───── Data rows ─────

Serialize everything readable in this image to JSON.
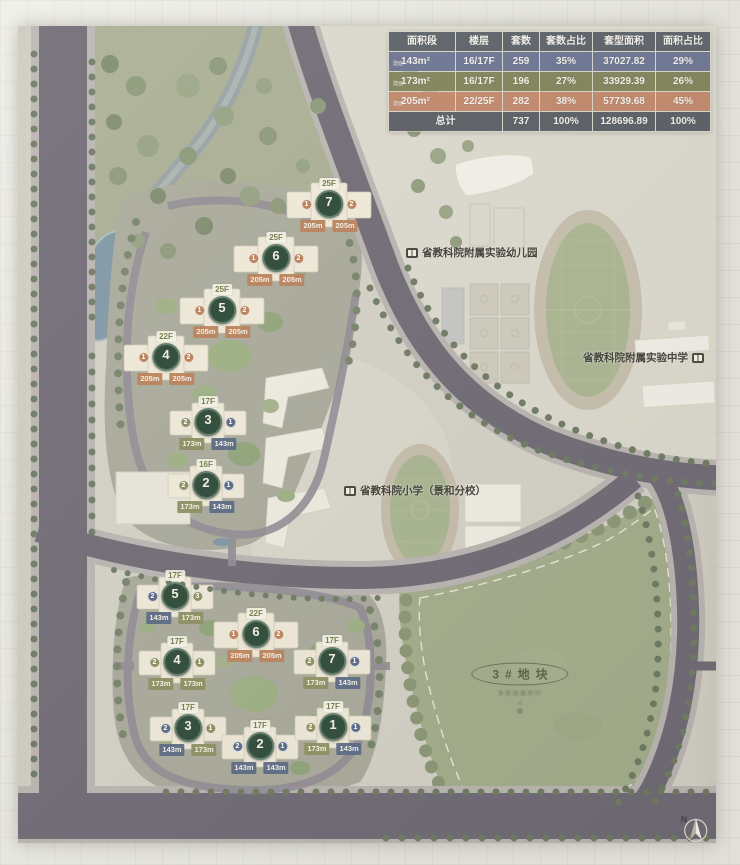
{
  "table": {
    "headers": [
      "面积段",
      "楼层",
      "套数",
      "套数占比",
      "套型面积",
      "面积占比"
    ],
    "rows": [
      {
        "prefix": "建面",
        "area": "143m²",
        "floor": "16/17F",
        "count": "259",
        "count_pct": "35%",
        "gfa": "37027.82",
        "gfa_pct": "29%"
      },
      {
        "prefix": "建面",
        "area": "173m²",
        "floor": "16/17F",
        "count": "196",
        "count_pct": "27%",
        "gfa": "33929.39",
        "gfa_pct": "26%"
      },
      {
        "prefix": "建面",
        "area": "205m²",
        "floor": "22/25F",
        "count": "282",
        "count_pct": "38%",
        "gfa": "57739.68",
        "gfa_pct": "45%"
      }
    ],
    "total": {
      "label": "总计",
      "count": "737",
      "count_pct": "100%",
      "gfa": "128696.89",
      "gfa_pct": "100%"
    }
  },
  "labels": {
    "kindergarten": "省教科院附属实验幼儿园",
    "middle_school": "省教科院附属实验中学",
    "primary_school": "省教科院小学（景和分校）",
    "plot": "3#地块",
    "plot_note1": "净用地面积约",
    "plot_note2": "㎡",
    "north": "N"
  },
  "colors": {
    "type_143": "#5e6c86",
    "type_173": "#8e9164",
    "type_205": "#bc8560",
    "road": "#6e6973",
    "green": "#a3ad8a"
  },
  "buildings": {
    "upper": [
      {
        "num": "7",
        "floor": "25F",
        "unit_left": "1",
        "unit_right": "2",
        "area_left": "205m",
        "area_right": "205m"
      },
      {
        "num": "6",
        "floor": "25F",
        "unit_left": "1",
        "unit_right": "2",
        "area_left": "205m",
        "area_right": "205m"
      },
      {
        "num": "5",
        "floor": "25F",
        "unit_left": "1",
        "unit_right": "2",
        "area_left": "205m",
        "area_right": "205m"
      },
      {
        "num": "4",
        "floor": "22F",
        "unit_left": "1",
        "unit_right": "2",
        "area_left": "205m",
        "area_right": "205m"
      },
      {
        "num": "3",
        "floor": "17F",
        "unit_left": "2",
        "unit_right": "1",
        "area_left": "173m",
        "area_right": "143m"
      },
      {
        "num": "2",
        "floor": "16F",
        "unit_left": "2",
        "unit_right": "1",
        "area_left": "173m",
        "area_right": "143m"
      }
    ],
    "lower": [
      {
        "num": "5",
        "floor": "17F",
        "unit_left": "2",
        "unit_right": "3",
        "area_left": "143m",
        "area_right": "173m"
      },
      {
        "num": "6",
        "floor": "22F",
        "unit_left": "1",
        "unit_right": "2",
        "area_left": "205m",
        "area_right": "205m"
      },
      {
        "num": "4",
        "floor": "17F",
        "unit_left": "2",
        "unit_right": "1",
        "area_left": "173m",
        "area_right": "173m"
      },
      {
        "num": "7",
        "floor": "17F",
        "unit_left": "2",
        "unit_right": "1",
        "area_left": "173m",
        "area_right": "143m"
      },
      {
        "num": "3",
        "floor": "17F",
        "unit_left": "2",
        "unit_right": "1",
        "area_left": "143m",
        "area_right": "173m"
      },
      {
        "num": "2",
        "floor": "17F",
        "unit_left": "2",
        "unit_right": "1",
        "area_left": "143m",
        "area_right": "143m"
      },
      {
        "num": "1",
        "floor": "17F",
        "unit_left": "2",
        "unit_right": "1",
        "area_left": "173m",
        "area_right": "143m"
      }
    ]
  }
}
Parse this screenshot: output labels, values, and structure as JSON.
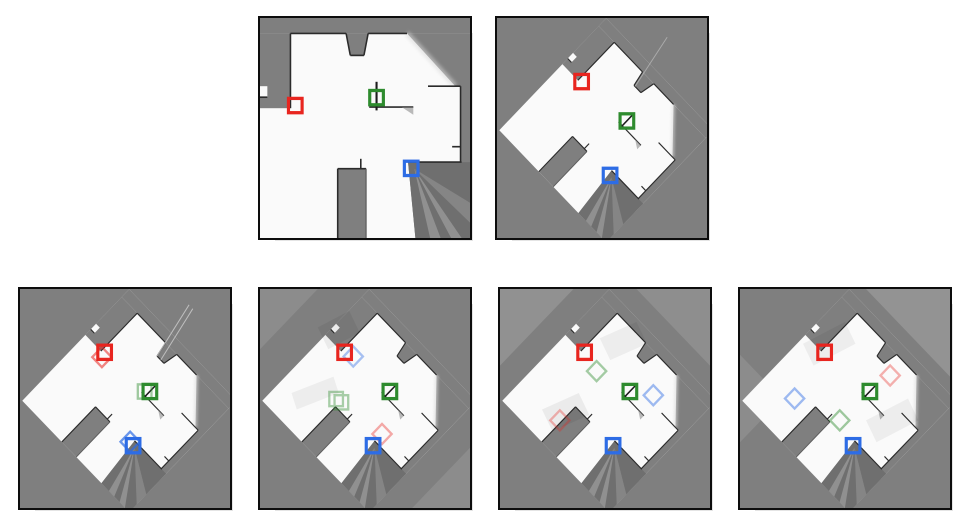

─────

* [Short problem]
Make a list of all lines in the data that contain "this".

* [Exercise solution]
Serialize everything readable in this image to JSON.
Parse this screenshot: output labels, values, and structure as JSON.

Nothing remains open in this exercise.